*Records from a data source:*

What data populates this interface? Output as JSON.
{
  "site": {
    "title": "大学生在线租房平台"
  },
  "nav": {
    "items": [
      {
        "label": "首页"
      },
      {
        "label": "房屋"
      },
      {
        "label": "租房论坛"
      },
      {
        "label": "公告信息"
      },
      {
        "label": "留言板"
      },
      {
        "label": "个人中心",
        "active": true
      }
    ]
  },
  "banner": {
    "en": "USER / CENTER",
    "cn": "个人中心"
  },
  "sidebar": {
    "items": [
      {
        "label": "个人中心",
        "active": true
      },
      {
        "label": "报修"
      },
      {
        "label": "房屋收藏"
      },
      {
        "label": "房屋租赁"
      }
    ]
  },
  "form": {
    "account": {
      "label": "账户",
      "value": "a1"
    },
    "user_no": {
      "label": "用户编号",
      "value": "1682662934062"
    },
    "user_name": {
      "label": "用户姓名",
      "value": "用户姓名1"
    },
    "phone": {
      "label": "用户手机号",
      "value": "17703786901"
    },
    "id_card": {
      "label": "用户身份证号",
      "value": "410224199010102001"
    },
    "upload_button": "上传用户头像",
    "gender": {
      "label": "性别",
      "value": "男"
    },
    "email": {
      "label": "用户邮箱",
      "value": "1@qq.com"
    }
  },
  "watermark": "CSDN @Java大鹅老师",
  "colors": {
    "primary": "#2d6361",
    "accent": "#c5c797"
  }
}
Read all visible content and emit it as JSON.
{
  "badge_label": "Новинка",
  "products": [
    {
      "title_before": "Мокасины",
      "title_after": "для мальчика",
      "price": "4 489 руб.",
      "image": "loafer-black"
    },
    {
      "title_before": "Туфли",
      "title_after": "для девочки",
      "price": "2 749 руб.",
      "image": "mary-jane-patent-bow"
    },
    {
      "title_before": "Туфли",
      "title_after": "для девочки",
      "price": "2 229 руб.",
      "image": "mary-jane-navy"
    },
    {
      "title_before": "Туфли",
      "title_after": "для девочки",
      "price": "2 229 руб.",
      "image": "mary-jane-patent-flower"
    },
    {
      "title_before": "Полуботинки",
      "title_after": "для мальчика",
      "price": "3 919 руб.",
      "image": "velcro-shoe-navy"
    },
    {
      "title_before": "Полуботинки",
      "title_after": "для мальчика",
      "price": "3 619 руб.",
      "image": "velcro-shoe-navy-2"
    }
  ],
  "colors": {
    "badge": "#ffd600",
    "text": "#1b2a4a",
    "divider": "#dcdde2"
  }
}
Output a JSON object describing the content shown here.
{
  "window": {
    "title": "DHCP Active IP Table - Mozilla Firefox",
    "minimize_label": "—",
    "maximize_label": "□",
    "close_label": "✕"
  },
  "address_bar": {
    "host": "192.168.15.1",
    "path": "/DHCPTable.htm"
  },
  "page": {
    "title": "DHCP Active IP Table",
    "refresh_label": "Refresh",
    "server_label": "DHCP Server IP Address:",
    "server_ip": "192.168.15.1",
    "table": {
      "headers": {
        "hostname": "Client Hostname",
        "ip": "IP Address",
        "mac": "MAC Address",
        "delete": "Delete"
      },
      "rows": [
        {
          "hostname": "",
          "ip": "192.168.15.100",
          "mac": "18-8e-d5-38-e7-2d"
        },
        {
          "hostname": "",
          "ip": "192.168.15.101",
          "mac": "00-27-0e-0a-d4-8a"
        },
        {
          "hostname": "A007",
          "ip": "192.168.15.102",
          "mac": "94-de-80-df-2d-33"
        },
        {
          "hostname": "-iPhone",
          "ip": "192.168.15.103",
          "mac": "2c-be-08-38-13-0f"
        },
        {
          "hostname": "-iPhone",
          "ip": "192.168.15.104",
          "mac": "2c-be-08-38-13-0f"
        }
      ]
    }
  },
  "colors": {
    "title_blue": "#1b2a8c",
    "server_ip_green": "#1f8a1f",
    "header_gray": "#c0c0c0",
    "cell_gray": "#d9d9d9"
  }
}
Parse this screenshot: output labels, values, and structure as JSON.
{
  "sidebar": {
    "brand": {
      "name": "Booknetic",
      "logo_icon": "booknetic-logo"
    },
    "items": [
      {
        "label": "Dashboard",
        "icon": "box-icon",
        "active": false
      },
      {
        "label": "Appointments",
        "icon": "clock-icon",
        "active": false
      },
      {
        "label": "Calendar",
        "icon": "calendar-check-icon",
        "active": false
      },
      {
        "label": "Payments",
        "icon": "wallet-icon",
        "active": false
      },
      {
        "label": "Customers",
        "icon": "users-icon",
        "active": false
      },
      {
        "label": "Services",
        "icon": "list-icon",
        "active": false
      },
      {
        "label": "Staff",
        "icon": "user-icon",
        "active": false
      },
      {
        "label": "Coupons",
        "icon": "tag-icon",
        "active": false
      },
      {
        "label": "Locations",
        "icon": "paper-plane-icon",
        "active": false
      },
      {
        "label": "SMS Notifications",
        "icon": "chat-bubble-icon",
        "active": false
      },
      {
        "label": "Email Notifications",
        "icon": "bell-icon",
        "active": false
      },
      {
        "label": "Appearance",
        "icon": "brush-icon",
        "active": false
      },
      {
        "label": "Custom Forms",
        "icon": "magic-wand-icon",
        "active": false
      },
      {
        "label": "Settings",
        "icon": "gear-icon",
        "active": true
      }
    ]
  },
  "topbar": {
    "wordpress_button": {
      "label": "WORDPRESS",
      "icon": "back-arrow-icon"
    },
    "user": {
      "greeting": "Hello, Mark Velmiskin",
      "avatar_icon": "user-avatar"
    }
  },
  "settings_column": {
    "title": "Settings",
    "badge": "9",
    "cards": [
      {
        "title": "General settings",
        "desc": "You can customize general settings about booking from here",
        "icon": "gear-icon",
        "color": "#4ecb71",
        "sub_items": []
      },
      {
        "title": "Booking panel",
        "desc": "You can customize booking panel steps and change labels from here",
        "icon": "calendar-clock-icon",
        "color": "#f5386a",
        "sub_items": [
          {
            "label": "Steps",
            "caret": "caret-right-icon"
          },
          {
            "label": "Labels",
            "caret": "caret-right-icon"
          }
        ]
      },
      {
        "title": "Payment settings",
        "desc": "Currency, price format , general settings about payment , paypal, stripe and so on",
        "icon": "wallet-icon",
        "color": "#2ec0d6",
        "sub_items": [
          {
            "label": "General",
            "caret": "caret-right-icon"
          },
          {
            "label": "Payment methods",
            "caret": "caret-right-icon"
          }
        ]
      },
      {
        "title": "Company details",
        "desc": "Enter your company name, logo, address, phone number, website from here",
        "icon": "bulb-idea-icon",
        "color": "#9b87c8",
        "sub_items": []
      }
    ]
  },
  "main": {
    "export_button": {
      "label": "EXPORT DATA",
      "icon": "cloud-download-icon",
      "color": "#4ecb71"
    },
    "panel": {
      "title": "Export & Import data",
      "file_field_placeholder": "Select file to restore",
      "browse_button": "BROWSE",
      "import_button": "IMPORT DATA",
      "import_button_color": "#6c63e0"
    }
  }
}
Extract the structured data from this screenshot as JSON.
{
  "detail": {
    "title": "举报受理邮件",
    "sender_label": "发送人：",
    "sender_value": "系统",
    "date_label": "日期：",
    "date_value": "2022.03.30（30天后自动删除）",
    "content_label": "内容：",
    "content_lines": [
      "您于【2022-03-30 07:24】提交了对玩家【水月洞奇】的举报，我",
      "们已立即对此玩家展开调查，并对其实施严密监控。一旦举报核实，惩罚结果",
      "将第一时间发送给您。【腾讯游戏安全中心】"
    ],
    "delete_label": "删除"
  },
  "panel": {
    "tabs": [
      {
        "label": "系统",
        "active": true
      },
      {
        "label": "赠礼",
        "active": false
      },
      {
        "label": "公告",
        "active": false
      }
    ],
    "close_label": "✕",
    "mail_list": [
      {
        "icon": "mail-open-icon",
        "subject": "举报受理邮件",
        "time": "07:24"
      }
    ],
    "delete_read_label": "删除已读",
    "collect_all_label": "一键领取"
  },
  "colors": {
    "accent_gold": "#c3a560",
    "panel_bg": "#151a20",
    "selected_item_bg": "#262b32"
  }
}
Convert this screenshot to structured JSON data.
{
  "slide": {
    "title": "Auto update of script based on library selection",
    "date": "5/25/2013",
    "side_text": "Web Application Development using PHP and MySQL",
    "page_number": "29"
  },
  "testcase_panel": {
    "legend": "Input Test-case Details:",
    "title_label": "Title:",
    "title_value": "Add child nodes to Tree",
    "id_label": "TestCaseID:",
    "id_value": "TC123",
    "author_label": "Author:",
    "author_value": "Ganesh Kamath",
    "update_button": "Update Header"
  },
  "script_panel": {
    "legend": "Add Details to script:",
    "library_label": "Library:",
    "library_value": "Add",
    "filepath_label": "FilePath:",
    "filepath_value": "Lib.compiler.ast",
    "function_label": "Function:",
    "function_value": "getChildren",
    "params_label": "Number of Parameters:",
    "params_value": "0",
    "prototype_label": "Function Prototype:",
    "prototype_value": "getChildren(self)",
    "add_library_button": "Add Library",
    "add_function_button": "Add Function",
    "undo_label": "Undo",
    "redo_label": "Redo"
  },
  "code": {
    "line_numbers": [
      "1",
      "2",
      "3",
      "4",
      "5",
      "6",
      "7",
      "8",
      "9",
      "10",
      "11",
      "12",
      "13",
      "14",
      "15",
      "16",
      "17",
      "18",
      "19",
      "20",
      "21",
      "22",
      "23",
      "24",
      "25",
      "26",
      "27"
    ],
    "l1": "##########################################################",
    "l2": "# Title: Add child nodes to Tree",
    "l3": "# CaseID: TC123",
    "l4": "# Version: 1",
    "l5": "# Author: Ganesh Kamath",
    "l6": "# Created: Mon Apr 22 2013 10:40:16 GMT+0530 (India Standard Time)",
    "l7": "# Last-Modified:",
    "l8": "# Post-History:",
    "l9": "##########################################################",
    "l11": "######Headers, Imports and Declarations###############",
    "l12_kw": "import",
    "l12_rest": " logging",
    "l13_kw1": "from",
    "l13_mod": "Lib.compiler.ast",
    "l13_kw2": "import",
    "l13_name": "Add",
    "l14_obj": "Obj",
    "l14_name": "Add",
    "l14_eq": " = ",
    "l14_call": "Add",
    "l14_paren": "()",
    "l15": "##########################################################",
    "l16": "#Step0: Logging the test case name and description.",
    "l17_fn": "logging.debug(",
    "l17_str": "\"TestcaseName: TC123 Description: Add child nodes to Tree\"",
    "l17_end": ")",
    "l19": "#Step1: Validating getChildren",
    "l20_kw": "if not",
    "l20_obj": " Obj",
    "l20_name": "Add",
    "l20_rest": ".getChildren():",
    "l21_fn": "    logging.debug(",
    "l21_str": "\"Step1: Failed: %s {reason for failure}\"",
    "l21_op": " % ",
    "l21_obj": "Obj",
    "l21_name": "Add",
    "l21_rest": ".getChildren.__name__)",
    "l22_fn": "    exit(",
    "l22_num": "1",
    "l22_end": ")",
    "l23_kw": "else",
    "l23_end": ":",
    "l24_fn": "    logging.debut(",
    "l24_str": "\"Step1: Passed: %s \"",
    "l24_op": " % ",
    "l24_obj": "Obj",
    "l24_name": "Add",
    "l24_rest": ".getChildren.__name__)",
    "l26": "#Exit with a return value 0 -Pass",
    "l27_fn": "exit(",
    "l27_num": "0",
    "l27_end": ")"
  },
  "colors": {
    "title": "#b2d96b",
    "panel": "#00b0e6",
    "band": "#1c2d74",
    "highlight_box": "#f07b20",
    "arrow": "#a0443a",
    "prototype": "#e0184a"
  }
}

*Goal:* Determine the number of lines in the listing that contain the string "clock". Write that number and nothing else.

*Correct answer:* 2